[Begin]

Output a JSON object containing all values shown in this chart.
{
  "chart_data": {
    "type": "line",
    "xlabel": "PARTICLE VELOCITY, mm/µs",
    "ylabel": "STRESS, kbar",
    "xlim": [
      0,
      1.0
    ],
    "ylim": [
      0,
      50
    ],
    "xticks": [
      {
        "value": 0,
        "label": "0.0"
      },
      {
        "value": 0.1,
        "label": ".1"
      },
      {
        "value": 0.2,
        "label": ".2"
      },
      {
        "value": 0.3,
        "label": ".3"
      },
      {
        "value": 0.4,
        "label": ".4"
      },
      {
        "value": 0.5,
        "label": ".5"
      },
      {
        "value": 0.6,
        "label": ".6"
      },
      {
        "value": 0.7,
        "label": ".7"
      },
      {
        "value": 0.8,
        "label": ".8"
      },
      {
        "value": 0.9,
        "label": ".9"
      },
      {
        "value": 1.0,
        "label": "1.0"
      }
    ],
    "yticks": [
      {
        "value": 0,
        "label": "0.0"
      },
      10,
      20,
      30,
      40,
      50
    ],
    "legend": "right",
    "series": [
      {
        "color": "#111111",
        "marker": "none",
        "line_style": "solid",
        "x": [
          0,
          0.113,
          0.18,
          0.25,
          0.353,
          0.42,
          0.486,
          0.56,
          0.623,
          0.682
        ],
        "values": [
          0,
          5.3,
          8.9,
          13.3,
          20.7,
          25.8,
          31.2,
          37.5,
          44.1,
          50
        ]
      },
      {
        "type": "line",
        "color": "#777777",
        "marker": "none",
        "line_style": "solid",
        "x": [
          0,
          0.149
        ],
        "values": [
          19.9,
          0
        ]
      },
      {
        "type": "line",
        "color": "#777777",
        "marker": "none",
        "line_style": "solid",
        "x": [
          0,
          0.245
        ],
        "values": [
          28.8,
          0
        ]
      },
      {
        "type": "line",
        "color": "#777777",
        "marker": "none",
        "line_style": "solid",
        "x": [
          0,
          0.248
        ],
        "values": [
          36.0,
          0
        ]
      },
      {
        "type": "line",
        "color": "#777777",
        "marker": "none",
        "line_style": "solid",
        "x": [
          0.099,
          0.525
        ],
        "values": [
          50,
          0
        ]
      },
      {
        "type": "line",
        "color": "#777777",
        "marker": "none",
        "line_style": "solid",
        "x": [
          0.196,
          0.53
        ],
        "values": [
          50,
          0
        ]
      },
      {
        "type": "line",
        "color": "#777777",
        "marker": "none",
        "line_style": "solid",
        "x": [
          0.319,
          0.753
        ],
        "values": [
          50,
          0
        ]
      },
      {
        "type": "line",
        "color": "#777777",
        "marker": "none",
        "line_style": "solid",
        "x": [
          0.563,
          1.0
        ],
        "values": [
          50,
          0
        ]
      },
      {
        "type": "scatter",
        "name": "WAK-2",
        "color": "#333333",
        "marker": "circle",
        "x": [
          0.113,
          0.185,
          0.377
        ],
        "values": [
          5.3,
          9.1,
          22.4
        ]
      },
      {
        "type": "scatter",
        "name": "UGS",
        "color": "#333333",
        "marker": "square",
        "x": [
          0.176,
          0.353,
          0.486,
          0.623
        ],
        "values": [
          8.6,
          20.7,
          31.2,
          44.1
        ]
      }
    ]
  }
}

[End]

■ Directions ■
Return all of the above records exactly, leaving no line out.

■ Final result ■
Output a JSON object containing all values shown in this chart.
{
  "chart_data": {
    "type": "line",
    "xlabel": "PARTICLE VELOCITY, mm/µs",
    "ylabel": "STRESS, kbar",
    "xlim": [
      0,
      1.0
    ],
    "ylim": [
      0,
      50
    ],
    "xticks": [
      {
        "value": 0,
        "label": "0.0"
      },
      {
        "value": 0.1,
        "label": ".1"
      },
      {
        "value": 0.2,
        "label": ".2"
      },
      {
        "value": 0.3,
        "label": ".3"
      },
      {
        "value": 0.4,
        "label": ".4"
      },
      {
        "value": 0.5,
        "label": ".5"
      },
      {
        "value": 0.6,
        "label": ".6"
      },
      {
        "value": 0.7,
        "label": ".7"
      },
      {
        "value": 0.8,
        "label": ".8"
      },
      {
        "value": 0.9,
        "label": ".9"
      },
      {
        "value": 1.0,
        "label": "1.0"
      }
    ],
    "yticks": [
      {
        "value": 0,
        "label": "0.0"
      },
      10,
      20,
      30,
      40,
      50
    ],
    "legend": "right",
    "series": [
      {
        "color": "#111111",
        "marker": "none",
        "line_style": "solid",
        "x": [
          0,
          0.113,
          0.18,
          0.25,
          0.353,
          0.42,
          0.486,
          0.56,
          0.623,
          0.682
        ],
        "values": [
          0,
          5.3,
          8.9,
          13.3,
          20.7,
          25.8,
          31.2,
          37.5,
          44.1,
          50
        ]
      },
      {
        "type": "line",
        "color": "#777777",
        "marker": "none",
        "line_style": "solid",
        "x": [
          0,
          0.149
        ],
        "values": [
          19.9,
          0
        ]
      },
      {
        "type": "line",
        "color": "#777777",
        "marker": "none",
        "line_style": "solid",
        "x": [
          0,
          0.245
        ],
        "values": [
          28.8,
          0
        ]
      },
      {
        "type": "line",
        "color": "#777777",
        "marker": "none",
        "line_style": "solid",
        "x": [
          0,
          0.248
        ],
        "values": [
          36.0,
          0
        ]
      },
      {
        "type": "line",
        "color": "#777777",
        "marker": "none",
        "line_style": "solid",
        "x": [
          0.099,
          0.525
        ],
        "values": [
          50,
          0
        ]
      },
      {
        "type": "line",
        "color": "#777777",
        "marker": "none",
        "line_style": "solid",
        "x": [
          0.196,
          0.53
        ],
        "values": [
          50,
          0
        ]
      },
      {
        "type": "line",
        "color": "#777777",
        "marker": "none",
        "line_style": "solid",
        "x": [
          0.319,
          0.753
        ],
        "values": [
          50,
          0
        ]
      },
      {
        "type": "line",
        "color": "#777777",
        "marker": "none",
        "line_style": "solid",
        "x": [
          0.563,
          1.0
        ],
        "values": [
          50,
          0
        ]
      },
      {
        "type": "scatter",
        "name": "WAK-2",
        "color": "#333333",
        "marker": "circle",
        "x": [
          0.113,
          0.185,
          0.377
        ],
        "values": [
          5.3,
          9.1,
          22.4
        ]
      },
      {
        "type": "scatter",
        "name": "UGS",
        "color": "#333333",
        "marker": "square",
        "x": [
          0.176,
          0.353,
          0.486,
          0.623
        ],
        "values": [
          8.6,
          20.7,
          31.2,
          44.1
        ]
      }
    ]
  }
}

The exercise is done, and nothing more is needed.